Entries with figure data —
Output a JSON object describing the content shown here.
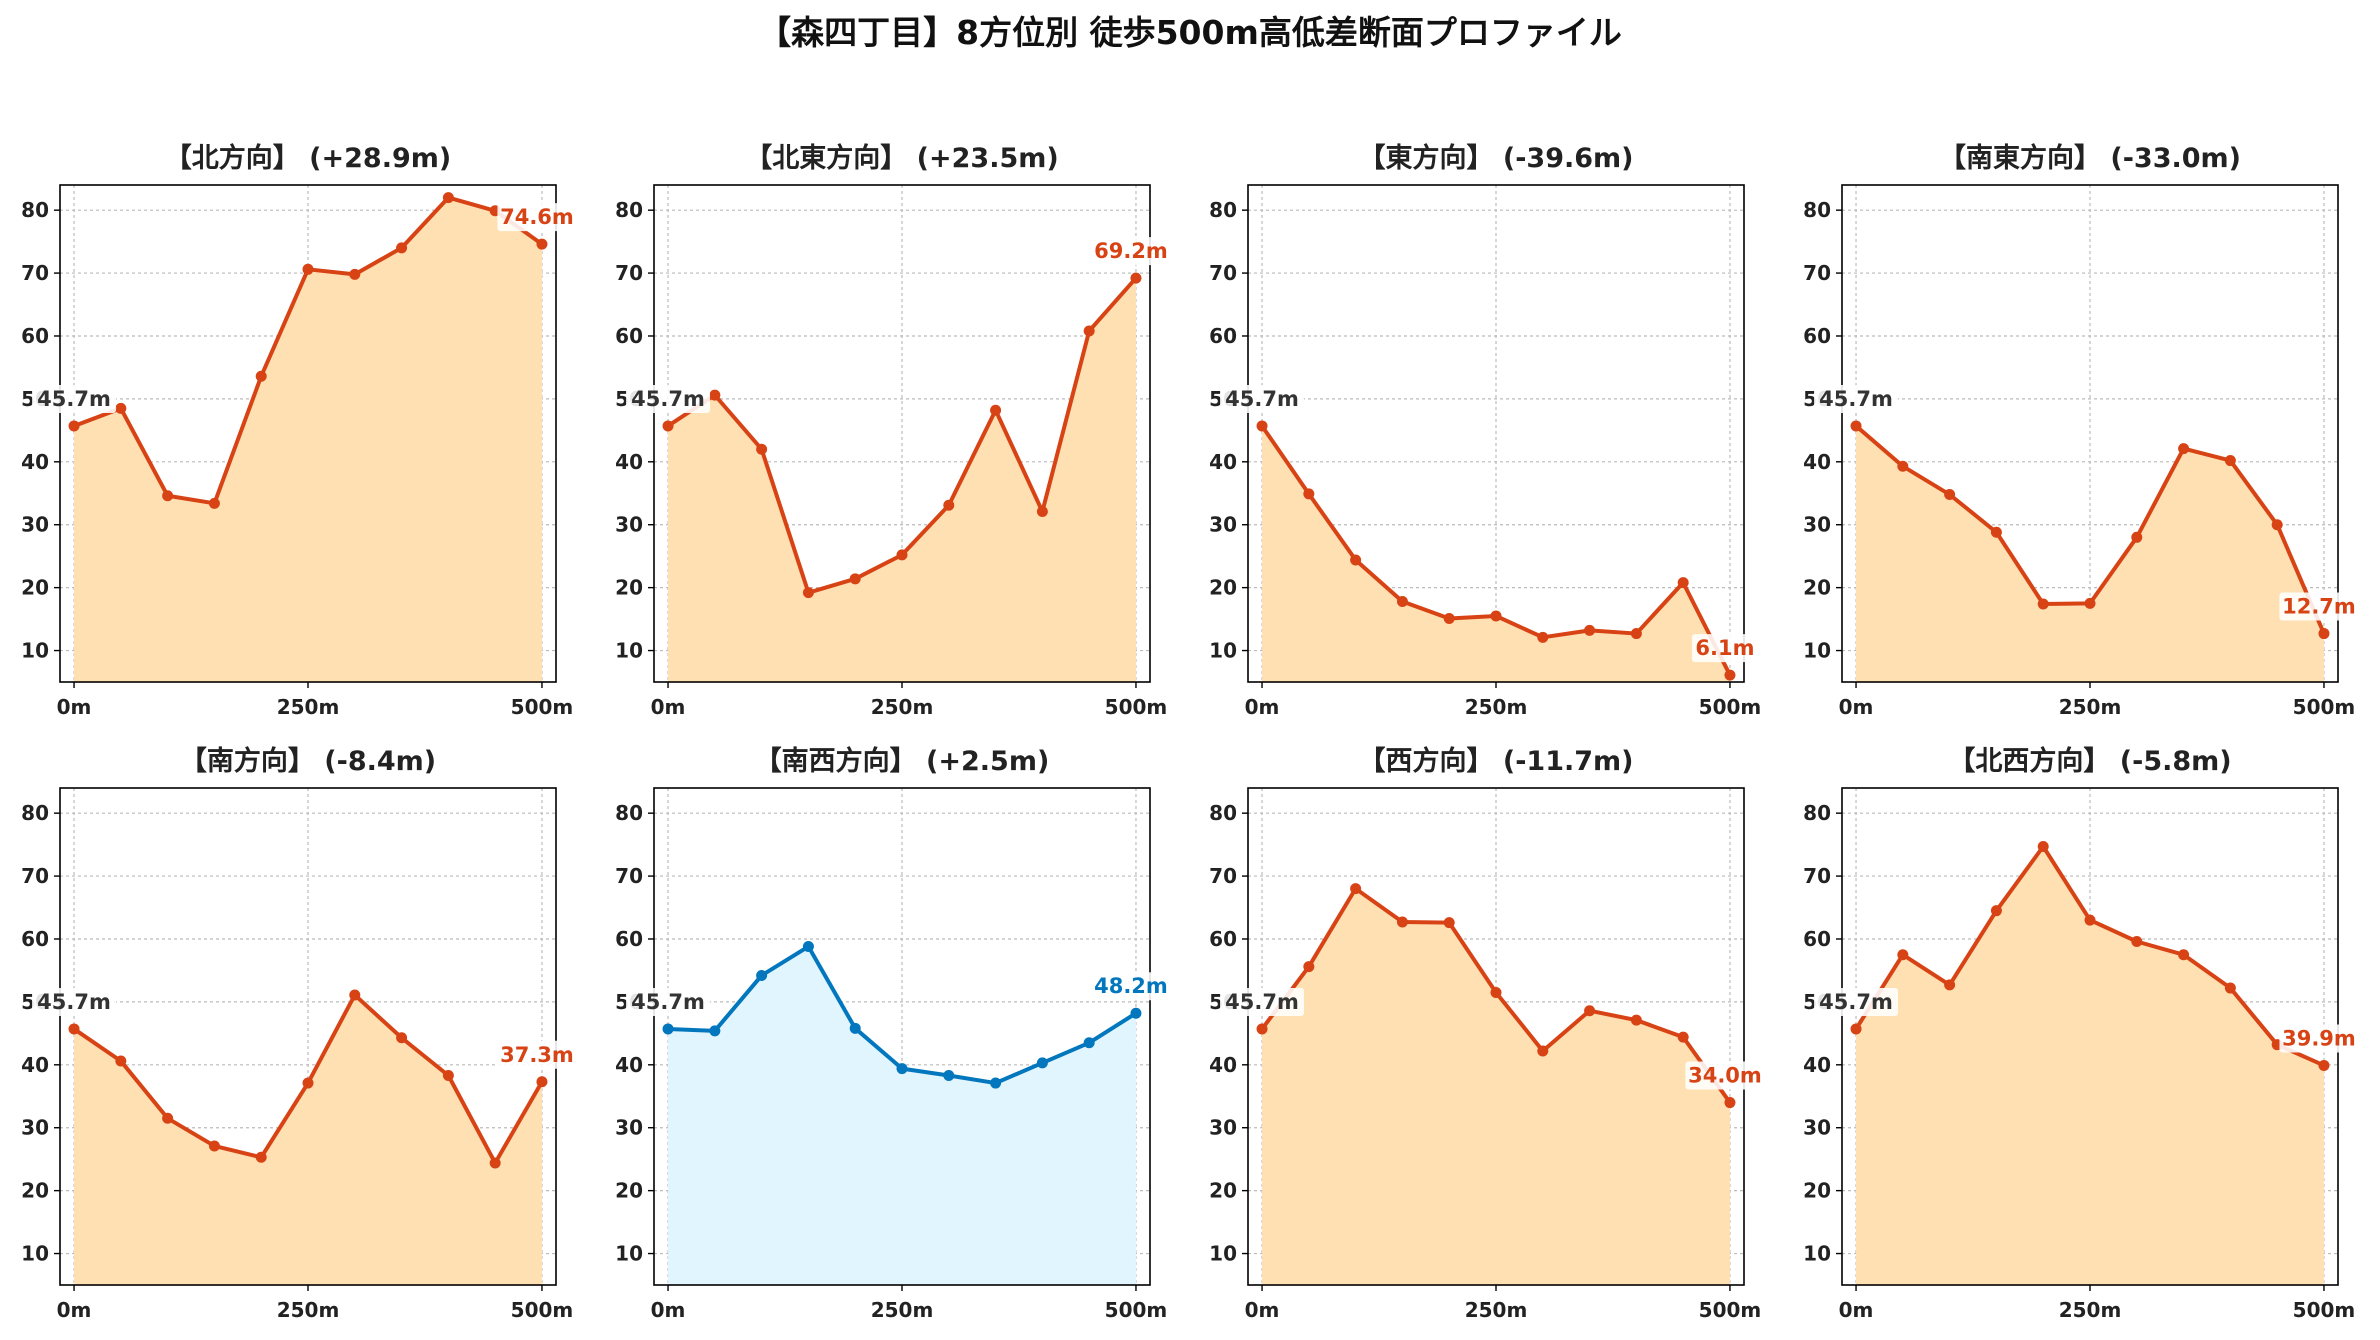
{
  "title": "【森四丁目】8方位別 徒歩500m高低差断面プロファイル",
  "colors": {
    "rise": "#d84315",
    "rise_fill": "#ffe0b2",
    "level": "#0277bd",
    "level_fill": "#e1f5fe",
    "start_label": "#333333",
    "grid": "#bbbbbb",
    "axis": "#000000"
  },
  "chart_data": [
    {
      "type": "area",
      "title": "【北方向】 (+28.9m)",
      "style": "orange",
      "x": [
        0,
        50,
        100,
        150,
        200,
        250,
        300,
        350,
        400,
        450,
        500
      ],
      "y": [
        45.7,
        48.5,
        34.6,
        33.4,
        53.6,
        70.6,
        69.8,
        74.0,
        82.0,
        79.9,
        74.6
      ],
      "start_label": "45.7m",
      "end_label": "74.6m",
      "ylim": [
        5,
        84
      ],
      "xlim": [
        -15,
        515
      ],
      "yticks": [
        10,
        20,
        30,
        40,
        50,
        60,
        70,
        80
      ],
      "xticks": [
        0,
        250,
        500
      ],
      "xticklabels": [
        "0m",
        "250m",
        "500m"
      ],
      "grid": true
    },
    {
      "type": "area",
      "title": "【北東方向】 (+23.5m)",
      "style": "orange",
      "x": [
        0,
        50,
        100,
        150,
        200,
        250,
        300,
        350,
        400,
        450,
        500
      ],
      "y": [
        45.7,
        50.6,
        42.0,
        19.2,
        21.4,
        25.2,
        33.1,
        48.2,
        32.1,
        60.8,
        69.2
      ],
      "start_label": "45.7m",
      "end_label": "69.2m",
      "ylim": [
        5,
        84
      ],
      "xlim": [
        -15,
        515
      ],
      "yticks": [
        10,
        20,
        30,
        40,
        50,
        60,
        70,
        80
      ],
      "xticks": [
        0,
        250,
        500
      ],
      "xticklabels": [
        "0m",
        "250m",
        "500m"
      ],
      "grid": true
    },
    {
      "type": "area",
      "title": "【東方向】 (-39.6m)",
      "style": "orange",
      "x": [
        0,
        50,
        100,
        150,
        200,
        250,
        300,
        350,
        400,
        450,
        500
      ],
      "y": [
        45.7,
        34.9,
        24.4,
        17.8,
        15.1,
        15.5,
        12.1,
        13.2,
        12.7,
        20.8,
        6.1
      ],
      "start_label": "45.7m",
      "end_label": "6.1m",
      "ylim": [
        5,
        84
      ],
      "xlim": [
        -15,
        515
      ],
      "yticks": [
        10,
        20,
        30,
        40,
        50,
        60,
        70,
        80
      ],
      "xticks": [
        0,
        250,
        500
      ],
      "xticklabels": [
        "0m",
        "250m",
        "500m"
      ],
      "grid": true
    },
    {
      "type": "area",
      "title": "【南東方向】 (-33.0m)",
      "style": "orange",
      "x": [
        0,
        50,
        100,
        150,
        200,
        250,
        300,
        350,
        400,
        450,
        500
      ],
      "y": [
        45.7,
        39.3,
        34.8,
        28.8,
        17.4,
        17.5,
        28.0,
        42.1,
        40.2,
        30.0,
        12.7
      ],
      "start_label": "45.7m",
      "end_label": "12.7m",
      "ylim": [
        5,
        84
      ],
      "xlim": [
        -15,
        515
      ],
      "yticks": [
        10,
        20,
        30,
        40,
        50,
        60,
        70,
        80
      ],
      "xticks": [
        0,
        250,
        500
      ],
      "xticklabels": [
        "0m",
        "250m",
        "500m"
      ],
      "grid": true
    },
    {
      "type": "area",
      "title": "【南方向】 (-8.4m)",
      "style": "orange",
      "x": [
        0,
        50,
        100,
        150,
        200,
        250,
        300,
        350,
        400,
        450,
        500
      ],
      "y": [
        45.7,
        40.6,
        31.5,
        27.1,
        25.3,
        37.1,
        51.1,
        44.3,
        38.3,
        24.4,
        37.3
      ],
      "start_label": "45.7m",
      "end_label": "37.3m",
      "ylim": [
        5,
        84
      ],
      "xlim": [
        -15,
        515
      ],
      "yticks": [
        10,
        20,
        30,
        40,
        50,
        60,
        70,
        80
      ],
      "xticks": [
        0,
        250,
        500
      ],
      "xticklabels": [
        "0m",
        "250m",
        "500m"
      ],
      "grid": true
    },
    {
      "type": "area",
      "title": "【南西方向】 (+2.5m)",
      "style": "blue",
      "x": [
        0,
        50,
        100,
        150,
        200,
        250,
        300,
        350,
        400,
        450,
        500
      ],
      "y": [
        45.7,
        45.4,
        54.2,
        58.8,
        45.8,
        39.4,
        38.3,
        37.1,
        40.3,
        43.5,
        48.2
      ],
      "start_label": "45.7m",
      "end_label": "48.2m",
      "ylim": [
        5,
        84
      ],
      "xlim": [
        -15,
        515
      ],
      "yticks": [
        10,
        20,
        30,
        40,
        50,
        60,
        70,
        80
      ],
      "xticks": [
        0,
        250,
        500
      ],
      "xticklabels": [
        "0m",
        "250m",
        "500m"
      ],
      "grid": true
    },
    {
      "type": "area",
      "title": "【西方向】 (-11.7m)",
      "style": "orange",
      "x": [
        0,
        50,
        100,
        150,
        200,
        250,
        300,
        350,
        400,
        450,
        500
      ],
      "y": [
        45.7,
        55.6,
        68.0,
        62.7,
        62.6,
        51.5,
        42.2,
        48.6,
        47.1,
        44.4,
        34.0
      ],
      "start_label": "45.7m",
      "end_label": "34.0m",
      "ylim": [
        5,
        84
      ],
      "xlim": [
        -15,
        515
      ],
      "yticks": [
        10,
        20,
        30,
        40,
        50,
        60,
        70,
        80
      ],
      "xticks": [
        0,
        250,
        500
      ],
      "xticklabels": [
        "0m",
        "250m",
        "500m"
      ],
      "grid": true
    },
    {
      "type": "area",
      "title": "【北西方向】 (-5.8m)",
      "style": "orange",
      "x": [
        0,
        50,
        100,
        150,
        200,
        250,
        300,
        350,
        400,
        450,
        500
      ],
      "y": [
        45.7,
        57.5,
        52.7,
        64.5,
        74.7,
        63.0,
        59.6,
        57.5,
        52.2,
        43.2,
        39.9
      ],
      "start_label": "45.7m",
      "end_label": "39.9m",
      "ylim": [
        5,
        84
      ],
      "xlim": [
        -15,
        515
      ],
      "yticks": [
        10,
        20,
        30,
        40,
        50,
        60,
        70,
        80
      ],
      "xticks": [
        0,
        250,
        500
      ],
      "xticklabels": [
        "0m",
        "250m",
        "500m"
      ],
      "grid": true
    }
  ]
}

What you should do —
Make an exact copy of the listing above. Do not include the pictures.

Correct output —
Output a JSON object describing the content shown here.
{
  "title": "【森四丁目】8方位別 徒歩500m高低差断面プロファイル",
  "colors": {
    "rise": "#d84315",
    "rise_fill": "#ffe0b2",
    "level": "#0277bd",
    "level_fill": "#e1f5fe",
    "start_label": "#333333",
    "grid": "#bbbbbb",
    "axis": "#000000"
  },
  "chart_data": [
    {
      "type": "area",
      "title": "【北方向】 (+28.9m)",
      "style": "orange",
      "x": [
        0,
        50,
        100,
        150,
        200,
        250,
        300,
        350,
        400,
        450,
        500
      ],
      "y": [
        45.7,
        48.5,
        34.6,
        33.4,
        53.6,
        70.6,
        69.8,
        74.0,
        82.0,
        79.9,
        74.6
      ],
      "start_label": "45.7m",
      "end_label": "74.6m",
      "ylim": [
        5,
        84
      ],
      "xlim": [
        -15,
        515
      ],
      "yticks": [
        10,
        20,
        30,
        40,
        50,
        60,
        70,
        80
      ],
      "xticks": [
        0,
        250,
        500
      ],
      "xticklabels": [
        "0m",
        "250m",
        "500m"
      ],
      "grid": true
    },
    {
      "type": "area",
      "title": "【北東方向】 (+23.5m)",
      "style": "orange",
      "x": [
        0,
        50,
        100,
        150,
        200,
        250,
        300,
        350,
        400,
        450,
        500
      ],
      "y": [
        45.7,
        50.6,
        42.0,
        19.2,
        21.4,
        25.2,
        33.1,
        48.2,
        32.1,
        60.8,
        69.2
      ],
      "start_label": "45.7m",
      "end_label": "69.2m",
      "ylim": [
        5,
        84
      ],
      "xlim": [
        -15,
        515
      ],
      "yticks": [
        10,
        20,
        30,
        40,
        50,
        60,
        70,
        80
      ],
      "xticks": [
        0,
        250,
        500
      ],
      "xticklabels": [
        "0m",
        "250m",
        "500m"
      ],
      "grid": true
    },
    {
      "type": "area",
      "title": "【東方向】 (-39.6m)",
      "style": "orange",
      "x": [
        0,
        50,
        100,
        150,
        200,
        250,
        300,
        350,
        400,
        450,
        500
      ],
      "y": [
        45.7,
        34.9,
        24.4,
        17.8,
        15.1,
        15.5,
        12.1,
        13.2,
        12.7,
        20.8,
        6.1
      ],
      "start_label": "45.7m",
      "end_label": "6.1m",
      "ylim": [
        5,
        84
      ],
      "xlim": [
        -15,
        515
      ],
      "yticks": [
        10,
        20,
        30,
        40,
        50,
        60,
        70,
        80
      ],
      "xticks": [
        0,
        250,
        500
      ],
      "xticklabels": [
        "0m",
        "250m",
        "500m"
      ],
      "grid": true
    },
    {
      "type": "area",
      "title": "【南東方向】 (-33.0m)",
      "style": "orange",
      "x": [
        0,
        50,
        100,
        150,
        200,
        250,
        300,
        350,
        400,
        450,
        500
      ],
      "y": [
        45.7,
        39.3,
        34.8,
        28.8,
        17.4,
        17.5,
        28.0,
        42.1,
        40.2,
        30.0,
        12.7
      ],
      "start_label": "45.7m",
      "end_label": "12.7m",
      "ylim": [
        5,
        84
      ],
      "xlim": [
        -15,
        515
      ],
      "yticks": [
        10,
        20,
        30,
        40,
        50,
        60,
        70,
        80
      ],
      "xticks": [
        0,
        250,
        500
      ],
      "xticklabels": [
        "0m",
        "250m",
        "500m"
      ],
      "grid": true
    },
    {
      "type": "area",
      "title": "【南方向】 (-8.4m)",
      "style": "orange",
      "x": [
        0,
        50,
        100,
        150,
        200,
        250,
        300,
        350,
        400,
        450,
        500
      ],
      "y": [
        45.7,
        40.6,
        31.5,
        27.1,
        25.3,
        37.1,
        51.1,
        44.3,
        38.3,
        24.4,
        37.3
      ],
      "start_label": "45.7m",
      "end_label": "37.3m",
      "ylim": [
        5,
        84
      ],
      "xlim": [
        -15,
        515
      ],
      "yticks": [
        10,
        20,
        30,
        40,
        50,
        60,
        70,
        80
      ],
      "xticks": [
        0,
        250,
        500
      ],
      "xticklabels": [
        "0m",
        "250m",
        "500m"
      ],
      "grid": true
    },
    {
      "type": "area",
      "title": "【南西方向】 (+2.5m)",
      "style": "blue",
      "x": [
        0,
        50,
        100,
        150,
        200,
        250,
        300,
        350,
        400,
        450,
        500
      ],
      "y": [
        45.7,
        45.4,
        54.2,
        58.8,
        45.8,
        39.4,
        38.3,
        37.1,
        40.3,
        43.5,
        48.2
      ],
      "start_label": "45.7m",
      "end_label": "48.2m",
      "ylim": [
        5,
        84
      ],
      "xlim": [
        -15,
        515
      ],
      "yticks": [
        10,
        20,
        30,
        40,
        50,
        60,
        70,
        80
      ],
      "xticks": [
        0,
        250,
        500
      ],
      "xticklabels": [
        "0m",
        "250m",
        "500m"
      ],
      "grid": true
    },
    {
      "type": "area",
      "title": "【西方向】 (-11.7m)",
      "style": "orange",
      "x": [
        0,
        50,
        100,
        150,
        200,
        250,
        300,
        350,
        400,
        450,
        500
      ],
      "y": [
        45.7,
        55.6,
        68.0,
        62.7,
        62.6,
        51.5,
        42.2,
        48.6,
        47.1,
        44.4,
        34.0
      ],
      "start_label": "45.7m",
      "end_label": "34.0m",
      "ylim": [
        5,
        84
      ],
      "xlim": [
        -15,
        515
      ],
      "yticks": [
        10,
        20,
        30,
        40,
        50,
        60,
        70,
        80
      ],
      "xticks": [
        0,
        250,
        500
      ],
      "xticklabels": [
        "0m",
        "250m",
        "500m"
      ],
      "grid": true
    },
    {
      "type": "area",
      "title": "【北西方向】 (-5.8m)",
      "style": "orange",
      "x": [
        0,
        50,
        100,
        150,
        200,
        250,
        300,
        350,
        400,
        450,
        500
      ],
      "y": [
        45.7,
        57.5,
        52.7,
        64.5,
        74.7,
        63.0,
        59.6,
        57.5,
        52.2,
        43.2,
        39.9
      ],
      "start_label": "45.7m",
      "end_label": "39.9m",
      "ylim": [
        5,
        84
      ],
      "xlim": [
        -15,
        515
      ],
      "yticks": [
        10,
        20,
        30,
        40,
        50,
        60,
        70,
        80
      ],
      "xticks": [
        0,
        250,
        500
      ],
      "xticklabels": [
        "0m",
        "250m",
        "500m"
      ],
      "grid": true
    }
  ]
}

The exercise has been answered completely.